Please work out how many lines in the material contain "Distribution" and give only that figure.

Records that describe figures
****************************************

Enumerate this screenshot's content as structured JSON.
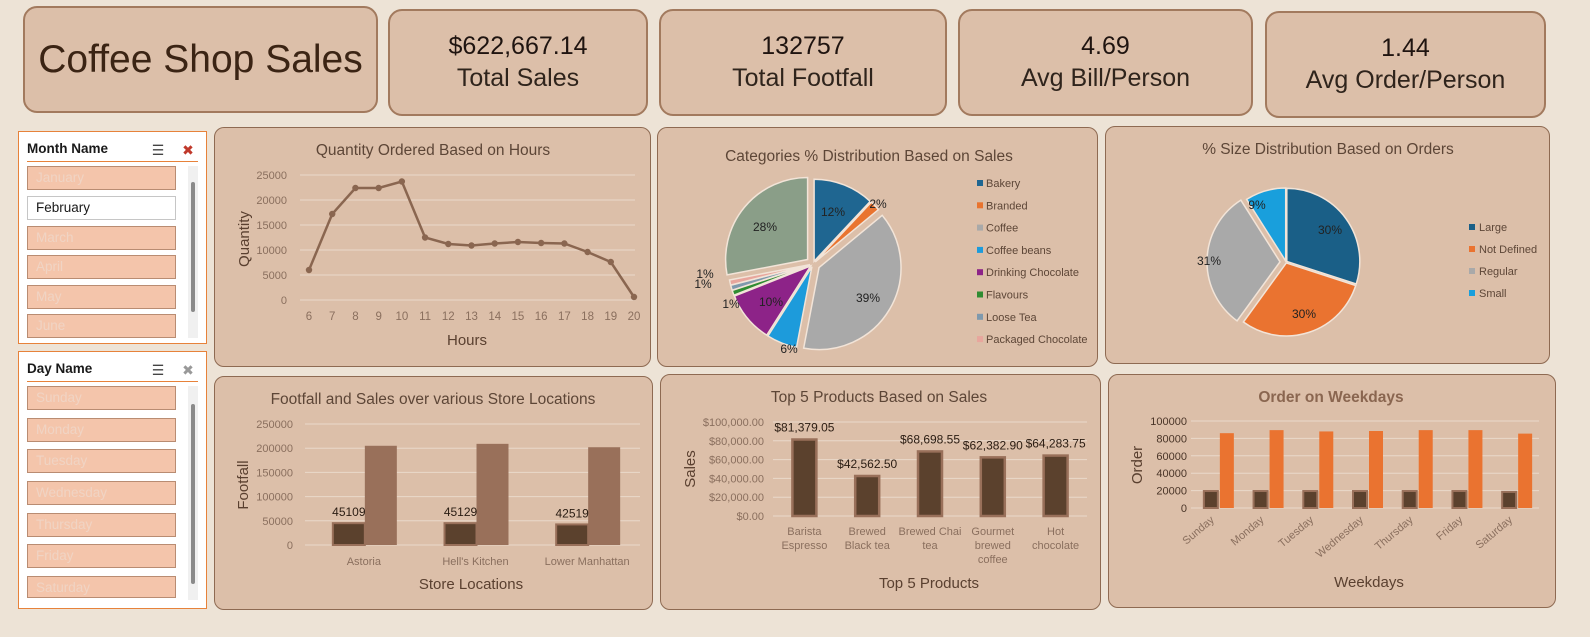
{
  "header": {
    "title": "Coffee Shop Sales",
    "kpis": [
      {
        "value": "$622,667.14",
        "label": "Total Sales"
      },
      {
        "value": "132757",
        "label": "Total Footfall"
      },
      {
        "value": "4.69",
        "label": "Avg Bill/Person"
      },
      {
        "value": "1.44",
        "label": "Avg Order/Person"
      }
    ]
  },
  "slicers": {
    "month": {
      "title": "Month Name",
      "items": [
        "January",
        "February",
        "March",
        "April",
        "May",
        "June"
      ],
      "selected": "February"
    },
    "day": {
      "title": "Day Name",
      "items": [
        "Sunday",
        "Monday",
        "Tuesday",
        "Wednesday",
        "Thursday",
        "Friday",
        "Saturday"
      ],
      "selected": null
    }
  },
  "colors": {
    "line": "#8a6650",
    "bar_dark": "#5b412d",
    "bar_light": "#99705a",
    "orange": "#ea7330",
    "pie_bakery": "#1f6691",
    "pie_branded": "#e9742f",
    "pie_coffee": "#a9a9a9",
    "pie_coffee_beans": "#1d9bdb",
    "pie_drinking_chocolate": "#8d2388",
    "pie_flavours": "#2f8c32",
    "pie_loose_tea": "#7f99ad",
    "pie_packaged_chocolate": "#e8a69d",
    "pie_tea": "#8a9e88",
    "size_large": "#1a5f87",
    "size_not_defined": "#ea7330",
    "size_regular": "#a9a9a9",
    "size_small": "#199fdc"
  },
  "chart_data": [
    {
      "type": "line",
      "title": "Quantity Ordered Based on Hours",
      "xlabel": "Hours",
      "ylabel": "Quantity",
      "x": [
        "6",
        "7",
        "8",
        "9",
        "10",
        "11",
        "12",
        "13",
        "14",
        "15",
        "16",
        "17",
        "18",
        "19",
        "20"
      ],
      "values": [
        6000,
        17200,
        22400,
        22400,
        23700,
        12500,
        11200,
        10900,
        11300,
        11600,
        11400,
        11300,
        9600,
        7600,
        600
      ],
      "yticks": [
        "0",
        "5000",
        "10000",
        "15000",
        "20000",
        "25000"
      ],
      "ylim": [
        0,
        25000
      ],
      "grid": true
    },
    {
      "type": "pie",
      "title": "Categories % Distribution Based on Sales",
      "legend_position": "right",
      "slices": [
        {
          "name": "Bakery",
          "value": 12,
          "label": "12%"
        },
        {
          "name": "Branded",
          "value": 2,
          "label": "2%"
        },
        {
          "name": "Coffee",
          "value": 39,
          "label": "39%"
        },
        {
          "name": "Coffee beans",
          "value": 6,
          "label": "6%"
        },
        {
          "name": "Drinking Chocolate",
          "value": 10,
          "label": "10%"
        },
        {
          "name": "Flavours",
          "value": 1,
          "label": "1%"
        },
        {
          "name": "Loose Tea",
          "value": 1,
          "label": "1%"
        },
        {
          "name": "Packaged Chocolate",
          "value": 1,
          "label": "1%"
        },
        {
          "name": "",
          "value": 28,
          "label": "28%"
        }
      ],
      "legend": [
        "Bakery",
        "Branded",
        "Coffee",
        "Coffee beans",
        "Drinking Chocolate",
        "Flavours",
        "Loose Tea",
        "Packaged Chocolate"
      ]
    },
    {
      "type": "pie",
      "title": "% Size Distribution Based on Orders",
      "legend_position": "right",
      "slices": [
        {
          "name": "Large",
          "value": 30,
          "label": "30%"
        },
        {
          "name": "Not Defined",
          "value": 30,
          "label": "30%"
        },
        {
          "name": "Regular",
          "value": 31,
          "label": "31%"
        },
        {
          "name": "Small",
          "value": 9,
          "label": "9%"
        }
      ]
    },
    {
      "type": "bar",
      "title": "Footfall and Sales over various Store Locations",
      "xlabel": "Store Locations",
      "ylabel": "Footfall",
      "categories": [
        "Astoria",
        "Hell's Kitchen",
        "Lower Manhattan"
      ],
      "series": [
        {
          "values": [
            45109,
            45129,
            42519
          ],
          "labels": [
            "45109",
            "45129",
            "42519"
          ]
        },
        {
          "values": [
            205000,
            209000,
            202000
          ]
        }
      ],
      "yticks": [
        "0",
        "50000",
        "100000",
        "150000",
        "200000",
        "250000"
      ],
      "ylim": [
        0,
        250000
      ],
      "grid": true
    },
    {
      "type": "bar",
      "title": "Top 5 Products Based on Sales",
      "xlabel": "Top 5 Products",
      "ylabel": "Sales",
      "categories": [
        "Barista Espresso",
        "Brewed Black tea",
        "Brewed Chai tea",
        "Gourmet brewed coffee",
        "Hot chocolate"
      ],
      "category_lines": [
        [
          "Barista",
          "Espresso"
        ],
        [
          "Brewed",
          "Black tea"
        ],
        [
          "Brewed Chai",
          "tea"
        ],
        [
          "Gourmet",
          "brewed",
          "coffee"
        ],
        [
          "Hot",
          "chocolate"
        ]
      ],
      "values": [
        81379.05,
        42562.5,
        68698.55,
        62382.9,
        64283.75
      ],
      "labels": [
        "$81,379.05",
        "$42,562.50",
        "$68,698.55",
        "$62,382.90",
        "$64,283.75"
      ],
      "yticks": [
        "$0.00",
        "$20,000.00",
        "$40,000.00",
        "$60,000.00",
        "$80,000.00",
        "$100,000.00"
      ],
      "ylim": [
        0,
        100000
      ],
      "grid": true
    },
    {
      "type": "bar",
      "title": "Order on Weekdays",
      "xlabel": "Weekdays",
      "ylabel": "Order",
      "categories": [
        "Sunday",
        "Monday",
        "Tuesday",
        "Wednesday",
        "Thursday",
        "Friday",
        "Saturday"
      ],
      "series": [
        {
          "values": [
            19500,
            19500,
            19500,
            19500,
            19500,
            19500,
            18500
          ]
        },
        {
          "values": [
            86000,
            89500,
            88000,
            88500,
            89500,
            89500,
            85500
          ]
        }
      ],
      "yticks": [
        "0",
        "20000",
        "40000",
        "60000",
        "80000",
        "100000"
      ],
      "ylim": [
        0,
        100000
      ],
      "grid": true
    }
  ]
}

****************************************

Output for this task
2